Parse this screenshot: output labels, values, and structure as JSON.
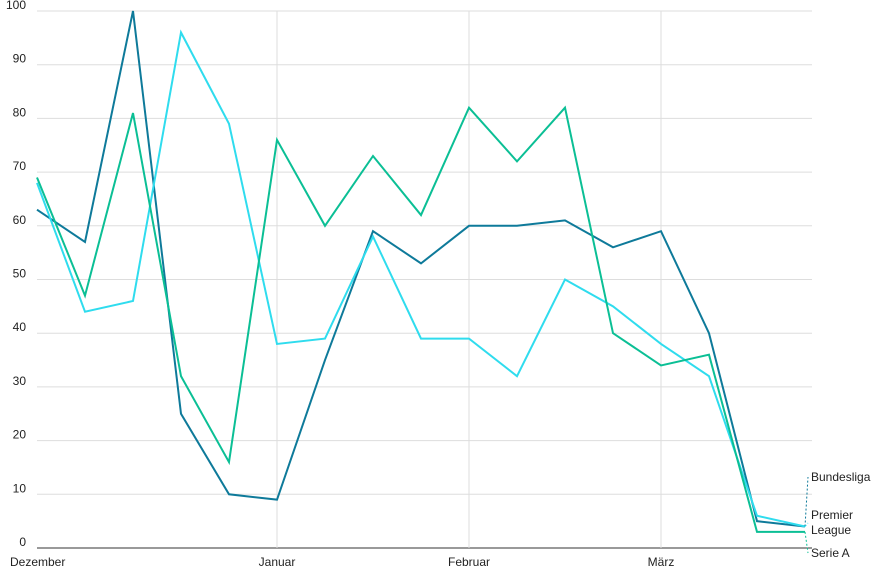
{
  "chart_data": {
    "type": "line",
    "categories": [
      "Dezember",
      null,
      null,
      null,
      null,
      "Januar",
      null,
      null,
      null,
      "Februar",
      null,
      null,
      null,
      "März",
      null,
      null,
      null
    ],
    "series": [
      {
        "name": "Bundesliga",
        "color": "#0e7a9a",
        "values": [
          63,
          57,
          100,
          25,
          10,
          9,
          35,
          59,
          53,
          60,
          60,
          61,
          56,
          59,
          40,
          5,
          4
        ]
      },
      {
        "name": "Premier League",
        "color": "#2fdcee",
        "values": [
          68,
          44,
          46,
          96,
          79,
          38,
          39,
          58,
          39,
          39,
          32,
          50,
          45,
          38,
          32,
          6,
          4
        ]
      },
      {
        "name": "Serie A",
        "color": "#0bbf95",
        "values": [
          69,
          47,
          81,
          32,
          16,
          76,
          60,
          73,
          62,
          82,
          72,
          82,
          40,
          34,
          36,
          3,
          3
        ]
      }
    ],
    "ylim": [
      0,
      100
    ],
    "yticks": [
      0,
      10,
      20,
      30,
      40,
      50,
      60,
      70,
      80,
      90,
      100
    ],
    "grid": true
  }
}
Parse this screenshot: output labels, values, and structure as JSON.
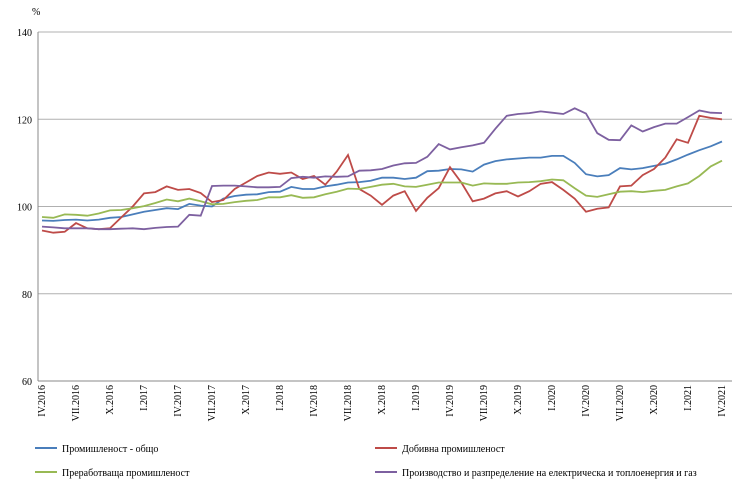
{
  "chart_data": {
    "type": "line",
    "y_label": "%",
    "categories": [
      "IV.2016",
      null,
      null,
      "VII.2016",
      null,
      null,
      "X.2016",
      null,
      null,
      "I.2017",
      null,
      null,
      "IV.2017",
      null,
      null,
      "VII.2017",
      null,
      null,
      "X.2017",
      null,
      null,
      "I.2018",
      null,
      null,
      "IV.2018",
      null,
      null,
      "VII.2018",
      null,
      null,
      "X.2018",
      null,
      null,
      "I.2019",
      null,
      null,
      "IV.2019",
      null,
      null,
      "VII.2019",
      null,
      null,
      "X.2019",
      null,
      null,
      "I.2020",
      null,
      null,
      "IV.2020",
      null,
      null,
      "VII.2020",
      null,
      null,
      "X.2020",
      null,
      null,
      "I.2021",
      null,
      null,
      "IV.2021"
    ],
    "series": [
      {
        "name": "Промишленост - общо",
        "color": "#4a7ebb",
        "values": [
          96.8,
          96.7,
          96.9,
          97.0,
          96.8,
          97.0,
          97.4,
          97.6,
          98.2,
          98.8,
          99.2,
          99.6,
          99.4,
          100.6,
          100.2,
          100.0,
          101.8,
          102.4,
          102.7,
          102.8,
          103.3,
          103.4,
          104.5,
          104.0,
          104.0,
          104.6,
          105.0,
          105.5,
          105.6,
          105.9,
          106.6,
          106.6,
          106.3,
          106.6,
          108.1,
          108.2,
          108.6,
          108.5,
          108.0,
          109.6,
          110.4,
          110.8,
          111.0,
          111.2,
          111.2,
          111.6,
          111.6,
          110.0,
          107.4,
          106.9,
          107.2,
          108.8,
          108.5,
          108.8,
          109.3,
          109.8,
          110.8,
          111.9,
          112.9,
          113.8,
          114.9
        ]
      },
      {
        "name": "Добивна промишленост",
        "color": "#be4b48",
        "values": [
          94.5,
          94.0,
          94.2,
          96.2,
          95.0,
          94.8,
          95.0,
          97.5,
          100.0,
          103.0,
          103.3,
          104.6,
          103.8,
          104.0,
          103.1,
          101.0,
          101.5,
          104.0,
          105.5,
          107.0,
          107.8,
          107.5,
          107.8,
          106.3,
          107.0,
          105.0,
          108.0,
          111.8,
          104.0,
          102.5,
          100.4,
          102.5,
          103.5,
          99.0,
          102.0,
          104.2,
          109.0,
          105.5,
          101.2,
          101.8,
          103.0,
          103.5,
          102.3,
          103.5,
          105.2,
          105.6,
          103.8,
          101.8,
          98.8,
          99.5,
          99.8,
          104.6,
          104.8,
          107.2,
          108.6,
          111.2,
          115.4,
          114.6,
          120.8,
          120.3,
          120.0
        ]
      },
      {
        "name": "Преработваща промишленост",
        "color": "#98b954",
        "values": [
          97.6,
          97.4,
          98.2,
          98.1,
          97.9,
          98.4,
          99.1,
          99.2,
          99.6,
          100.1,
          100.8,
          101.6,
          101.2,
          101.8,
          101.2,
          100.5,
          100.6,
          101.0,
          101.3,
          101.5,
          102.1,
          102.1,
          102.6,
          102.0,
          102.1,
          102.8,
          103.4,
          104.1,
          104.0,
          104.5,
          105.0,
          105.2,
          104.6,
          104.5,
          105.0,
          105.5,
          105.5,
          105.5,
          104.8,
          105.3,
          105.2,
          105.2,
          105.5,
          105.6,
          105.8,
          106.2,
          106.0,
          104.2,
          102.5,
          102.2,
          102.8,
          103.4,
          103.5,
          103.3,
          103.6,
          103.8,
          104.6,
          105.3,
          107.0,
          109.2,
          110.5
        ]
      },
      {
        "name": "Производство и разпределение на електрическа и топлоенергия  и газ",
        "color": "#7d60a0",
        "values": [
          95.4,
          95.2,
          95.0,
          95.0,
          95.0,
          94.8,
          94.8,
          94.9,
          95.0,
          94.8,
          95.1,
          95.3,
          95.4,
          98.1,
          97.9,
          104.7,
          104.8,
          104.8,
          104.6,
          104.4,
          104.4,
          104.5,
          106.5,
          106.8,
          106.6,
          106.9,
          106.8,
          106.9,
          108.2,
          108.3,
          108.6,
          109.4,
          109.9,
          110.0,
          111.4,
          114.3,
          113.1,
          113.6,
          114.0,
          114.6,
          117.8,
          120.8,
          121.2,
          121.4,
          121.8,
          121.5,
          121.2,
          122.5,
          121.3,
          116.8,
          115.3,
          115.2,
          118.6,
          117.2,
          118.2,
          119.0,
          119.0,
          120.5,
          122.0,
          121.5,
          121.4
        ]
      }
    ],
    "ylim": [
      60,
      140
    ],
    "yticks": [
      60,
      80,
      100,
      120,
      140
    ],
    "grid": true
  }
}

* **WHAT THE EXERCISE ASKS**:
Out of the preceding entries, pull every line containing the string "color".

* **IN RESPONSE**:
        "color": "#0e7a9a",
        "color": "#2fdcee",
        "color": "#0bbf95",
        "color": "#4a7ebb",
        "color": "#be4b48",
        "color": "#98b954",
        "color": "#7d60a0",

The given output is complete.